**GIVEN PROBLEM:**
Copy out all lines with the word "ETHZ" in them.

**RECORD EXTRACTS:**

━━━━━━━━

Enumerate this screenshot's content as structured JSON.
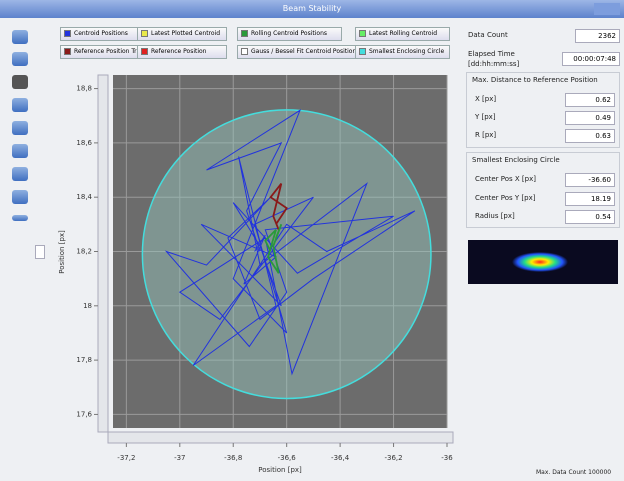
{
  "window": {
    "title": "Beam Stability"
  },
  "legend": [
    {
      "label": "Centroid Positions",
      "color": "#2233dd"
    },
    {
      "label": "Latest Plotted Centroid",
      "color": "#e8e84a"
    },
    {
      "label": "Rolling Centroid Positions",
      "color": "#2a9a3a"
    },
    {
      "label": "Latest Rolling Centroid",
      "color": "#66ee66"
    },
    {
      "label": "Reference Position Track",
      "color": "#8a1a1a"
    },
    {
      "label": "Reference Position",
      "color": "#e02020"
    },
    {
      "label": "Gauss / Bessel Fit Centroid Positions",
      "color": "#ffffff"
    },
    {
      "label": "Smallest Enclosing Circle",
      "color": "#44dddd"
    }
  ],
  "stats": {
    "data_count_label": "Data Count",
    "data_count": "2362",
    "elapsed_label": "Elapsed Time",
    "elapsed_unit": "[dd:hh:mm:ss]",
    "elapsed": "00:00:07:48"
  },
  "max_distance": {
    "title": "Max. Distance to Reference Position",
    "rows": [
      [
        "X [px]",
        "0.62"
      ],
      [
        "Y [px]",
        "0.49"
      ],
      [
        "R [px]",
        "0.63"
      ]
    ]
  },
  "circle": {
    "title": "Smallest Enclosing Circle",
    "center_x_label": "Center Pos X [px]",
    "center_x": -36.6,
    "center_y_label": "Center Pos Y [px]",
    "center_y": 18.19,
    "radius_label": "Radius [px]",
    "radius": 0.54,
    "center_x_text": "-36.60",
    "center_y_text": "18.19",
    "radius_text": "0.54"
  },
  "footer": {
    "max_count": "Max. Data Count 100000"
  },
  "chart_data": {
    "type": "scatter-line",
    "x_label": "Position [px]",
    "y_label": "Position [px]",
    "xlim": [
      -37.25,
      -36
    ],
    "ylim": [
      17.55,
      18.85
    ],
    "xticks": [
      {
        "value": -37.2,
        "label": "-37,2"
      },
      -37,
      {
        "value": -36.8,
        "label": "-36,8"
      },
      {
        "value": -36.6,
        "label": "-36,6"
      },
      {
        "value": -36.4,
        "label": "-36,4"
      },
      {
        "value": -36.2,
        "label": "-36,2"
      },
      -36
    ],
    "yticks": [
      {
        "value": 17.6,
        "label": "17,6"
      },
      {
        "value": 17.8,
        "label": "17,8"
      },
      18,
      {
        "value": 18.2,
        "label": "18,2"
      },
      {
        "value": 18.4,
        "label": "18,4"
      },
      {
        "value": 18.6,
        "label": "18,6"
      },
      {
        "value": 18.8,
        "label": "18,8"
      }
    ],
    "grid": true,
    "series": [
      {
        "color": "#2233dd",
        "x": [
          -36.7,
          -36.75,
          -36.62,
          -36.9,
          -36.55,
          -36.8,
          -36.6,
          -36.72,
          -36.5,
          -36.85,
          -37.0,
          -36.68,
          -36.58,
          -36.3,
          -36.7,
          -36.78,
          -36.64,
          -36.95,
          -36.6,
          -36.45,
          -36.12,
          -36.5,
          -36.7,
          -36.82,
          -36.66,
          -36.9,
          -37.05,
          -36.74,
          -36.6,
          -36.68,
          -36.2,
          -36.56,
          -36.8,
          -36.7,
          -36.62,
          -36.92,
          -36.64,
          -36.76,
          -36.68,
          -36.72
        ],
        "values": [
          18.2,
          18.35,
          18.6,
          18.5,
          18.72,
          18.1,
          17.9,
          18.3,
          18.4,
          17.95,
          18.05,
          18.25,
          17.75,
          18.45,
          18.15,
          18.55,
          18.0,
          17.78,
          18.3,
          18.2,
          18.35,
          18.1,
          17.95,
          18.25,
          18.4,
          18.15,
          18.2,
          17.85,
          18.05,
          18.28,
          18.33,
          18.12,
          18.38,
          18.22,
          18.0,
          18.3,
          18.18,
          18.08,
          18.26,
          18.2
        ]
      },
      {
        "color": "#8a1a1a",
        "x": [
          -36.64,
          -36.6,
          -36.66,
          -36.62,
          -36.65,
          -36.63
        ],
        "values": [
          18.3,
          18.36,
          18.4,
          18.45,
          18.33,
          18.28
        ]
      },
      {
        "color": "#2a9a3a",
        "x": [
          -36.66,
          -36.68,
          -36.64,
          -36.67,
          -36.63,
          -36.65,
          -36.62,
          -36.64
        ],
        "values": [
          18.2,
          18.24,
          18.28,
          18.18,
          18.12,
          18.22,
          18.3,
          18.25
        ]
      }
    ]
  }
}
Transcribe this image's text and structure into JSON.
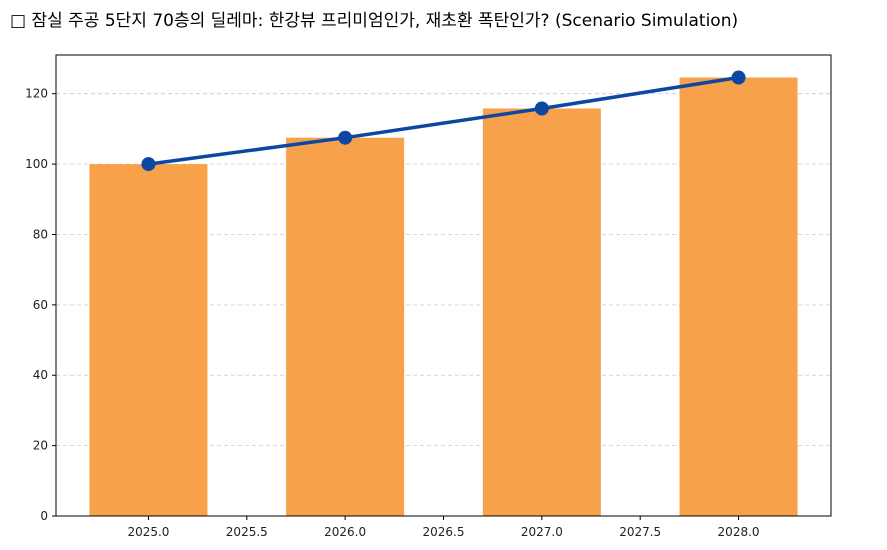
{
  "chart_data": {
    "type": "bar",
    "title": "□ 잠실 주공 5단지 70층의 딜레마: 한강뷰 프리미엄인가, 재초환 폭탄인가? (Scenario Simulation)",
    "xlabel": "",
    "ylabel": "",
    "x": [
      2025,
      2026,
      2027,
      2028
    ],
    "bar_values": [
      100,
      107.5,
      115.8,
      124.6
    ],
    "line_values": [
      100,
      107.5,
      115.8,
      124.6
    ],
    "xlim": [
      2024.53,
      2028.47
    ],
    "ylim": [
      0,
      131
    ],
    "xticks": [
      "2025.0",
      "2025.5",
      "2026.0",
      "2026.5",
      "2027.0",
      "2027.5",
      "2028.0"
    ],
    "yticks": [
      "0",
      "20",
      "40",
      "60",
      "80",
      "100",
      "120"
    ],
    "grid": "horizontal dashed",
    "legend": "none",
    "bar_color": "#F7A24B",
    "line_color": "#0D47A1"
  }
}
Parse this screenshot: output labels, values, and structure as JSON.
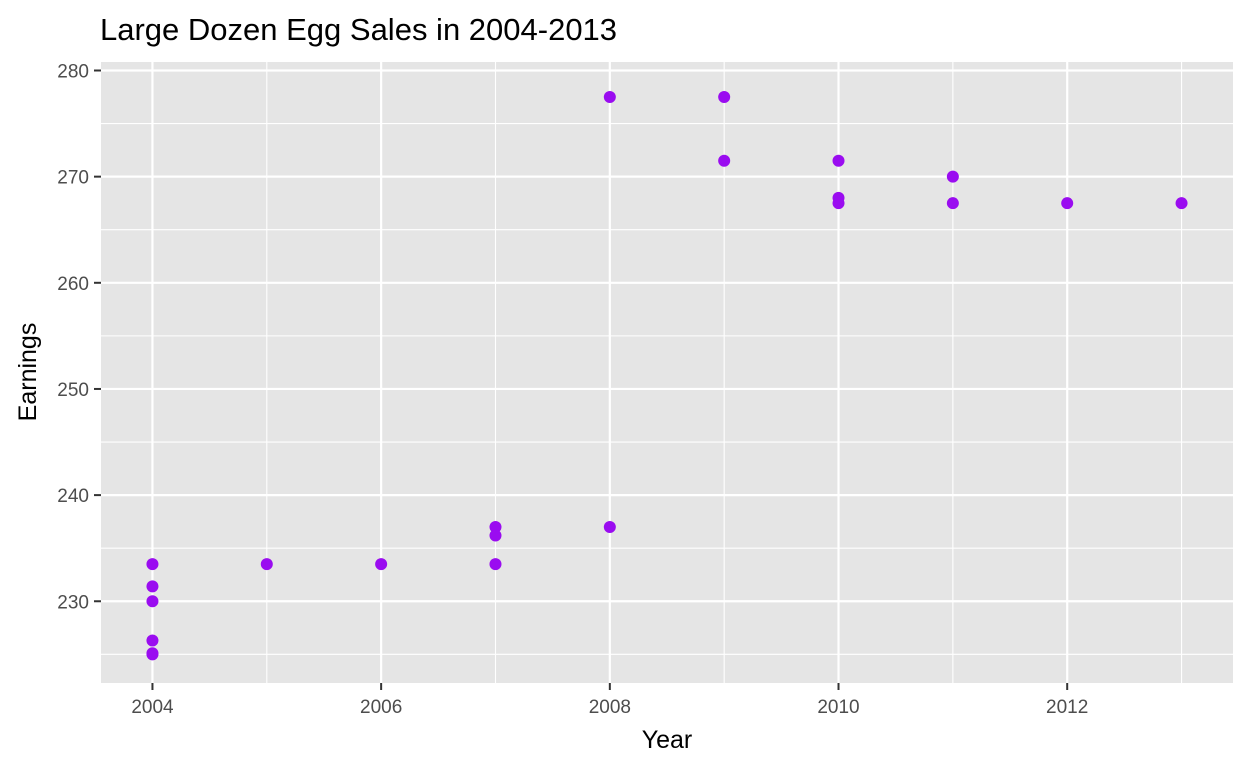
{
  "chart_data": {
    "type": "scatter",
    "title": "Large Dozen Egg Sales in 2004-2013",
    "xlabel": "Year",
    "ylabel": "Earnings",
    "x_ticks": [
      2004,
      2006,
      2008,
      2010,
      2012
    ],
    "y_ticks": [
      230,
      240,
      250,
      260,
      270,
      280
    ],
    "xlim": [
      2003.55,
      2013.45
    ],
    "ylim": [
      222.3,
      280.8
    ],
    "grid": true,
    "legend": "none",
    "colors": {
      "point": "#9a0cf0",
      "panel": "#e5e5e5",
      "grid_major": "#ffffff"
    },
    "series": [
      {
        "x": [
          2004,
          2004,
          2004,
          2004,
          2004,
          2004,
          2005,
          2006,
          2007,
          2007,
          2007,
          2008,
          2008,
          2009,
          2009,
          2010,
          2010,
          2010,
          2011,
          2011,
          2012,
          2013
        ],
        "y": [
          233.5,
          231.4,
          230.0,
          226.3,
          225.1,
          225.0,
          233.5,
          233.5,
          237.0,
          236.2,
          233.5,
          277.5,
          237.0,
          277.5,
          271.5,
          271.5,
          268.0,
          267.5,
          270.0,
          267.5,
          267.5,
          267.5
        ]
      }
    ]
  }
}
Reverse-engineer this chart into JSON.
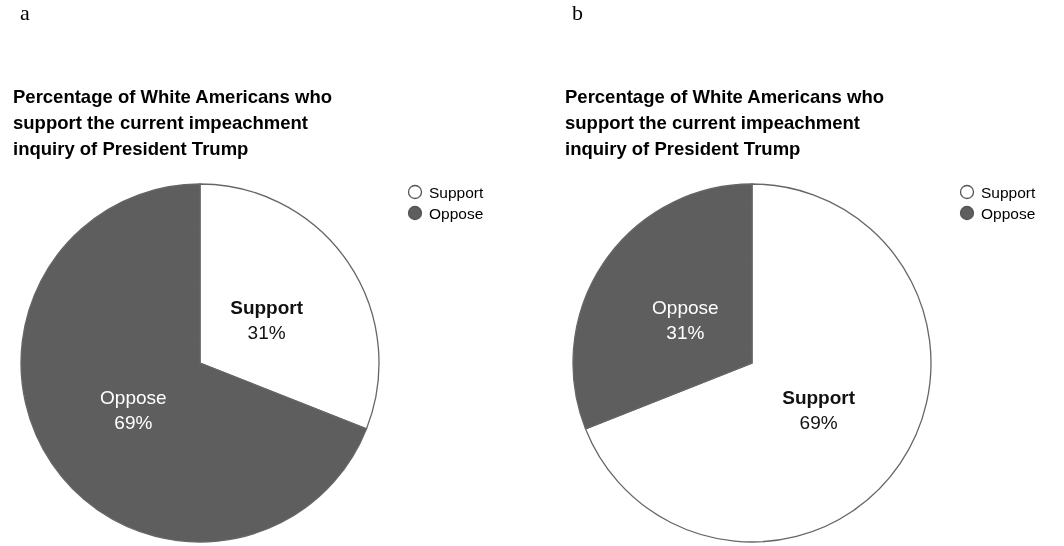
{
  "chart_data": [
    {
      "type": "pie",
      "title": "Percentage of White Americans who support the current impeachment inquiry of President Trump",
      "annotations": [
        "a"
      ],
      "categories": [
        "Support",
        "Oppose"
      ],
      "values": [
        31,
        69
      ],
      "colors": [
        "#ffffff",
        "#5e5e5e"
      ],
      "value_labels": [
        "31%",
        "69%"
      ],
      "legend": "top right"
    },
    {
      "type": "pie",
      "title": "Percentage of White Americans who support the current impeachment inquiry of President Trump",
      "annotations": [
        "b"
      ],
      "categories": [
        "Support",
        "Oppose"
      ],
      "values": [
        69,
        31
      ],
      "colors": [
        "#ffffff",
        "#5e5e5e"
      ],
      "value_labels": [
        "69%",
        "31%"
      ],
      "legend": "top right"
    }
  ]
}
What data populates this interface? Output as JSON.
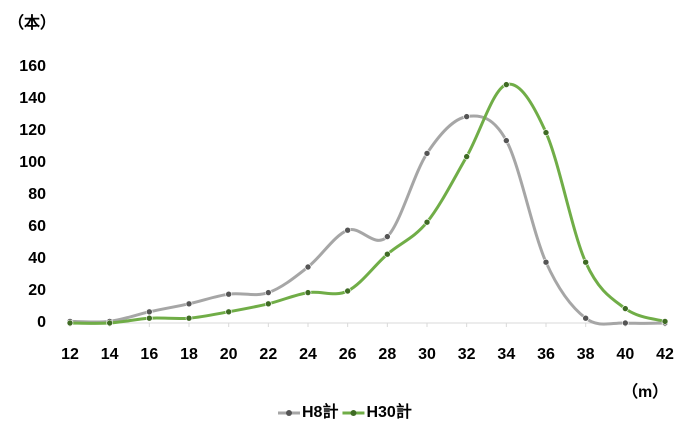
{
  "chart_data": {
    "type": "line",
    "y_label": "（本）",
    "x_label": "（m）",
    "x": [
      12,
      14,
      16,
      18,
      20,
      22,
      24,
      26,
      28,
      30,
      32,
      34,
      36,
      38,
      40,
      42
    ],
    "series": [
      {
        "name": "H8計",
        "color": "#a6a6a6",
        "values": [
          1,
          1,
          7,
          12,
          18,
          19,
          35,
          58,
          54,
          106,
          129,
          114,
          38,
          3,
          0,
          0
        ]
      },
      {
        "name": "H30計",
        "color": "#70ad47",
        "values": [
          0,
          0,
          3,
          3,
          7,
          12,
          19,
          20,
          43,
          63,
          104,
          149,
          119,
          38,
          9,
          1
        ]
      }
    ],
    "xlim": [
      12,
      42
    ],
    "xticks": [
      12,
      14,
      16,
      18,
      20,
      22,
      24,
      26,
      28,
      30,
      32,
      34,
      36,
      38,
      40,
      42
    ],
    "ylim": [
      0,
      160
    ],
    "yticks": [
      0,
      20,
      40,
      60,
      80,
      100,
      120,
      140,
      160
    ],
    "smooth": true
  }
}
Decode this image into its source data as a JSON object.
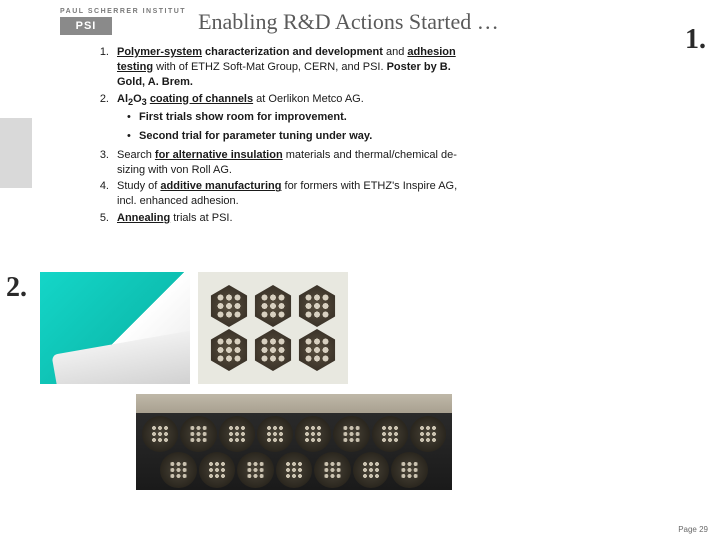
{
  "logo": {
    "institute": "PAUL SCHERRER INSTITUT",
    "abbr": "PSI"
  },
  "title": "Enabling R&D Actions Started …",
  "callouts": {
    "one": "1.",
    "two": "2."
  },
  "items": [
    {
      "num": "1.",
      "html": "<b><span class='u'>Polymer-system</span> characterization and development</b> and <b><span class='u'>adhesion testing</span></b> with of ETHZ Soft-Mat Group, CERN, and PSI. <b>Poster by B. Gold, A. Brem.</b>"
    },
    {
      "num": "2.",
      "html": "<b>Al<sub>2</sub>O<sub>3</sub> <span class='u'>coating of channels</span></b> at Oerlikon Metco AG.",
      "bullets": [
        "<b>First trials show room for improvement.</b>",
        "<b>Second trial for parameter tuning under way.</b>"
      ]
    },
    {
      "num": "3.",
      "html": "Search <b><span class='u'>for alternative insulation</span></b> materials and thermal/chemical de-sizing with von Roll AG."
    },
    {
      "num": "4.",
      "html": "Study of <b><span class='u'>additive manufacturing</span></b> for formers with ETHZ's Inspire AG, incl. enhanced adhesion."
    },
    {
      "num": "5.",
      "html": "<b><span class='u'>Annealing</span></b> trials at PSI."
    }
  ],
  "page": "Page 29",
  "colors": {
    "title": "#5a5a5a",
    "text": "#1a1a1a",
    "logo_box": "#8a8a8a",
    "sidebar": "#d9d9d9",
    "teal": "#14d6c8"
  }
}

━━━━━━━━

**SOLUTION FOR THIS PROBLEM:**
      "html": "<b><span class='u'>Polymer-system</span> characterization and development</b> and <b><span class='u'>adhesion testing</span></b> with of ETHZ Soft-Mat Group, CERN, and PSI. <b>Poster by B. Gold, A. Brem.</b>"
      "html": "Study of <b><span class='u'>additive manufacturing</span></b> for formers with ETHZ's Inspire AG, incl. enhanced adhesion."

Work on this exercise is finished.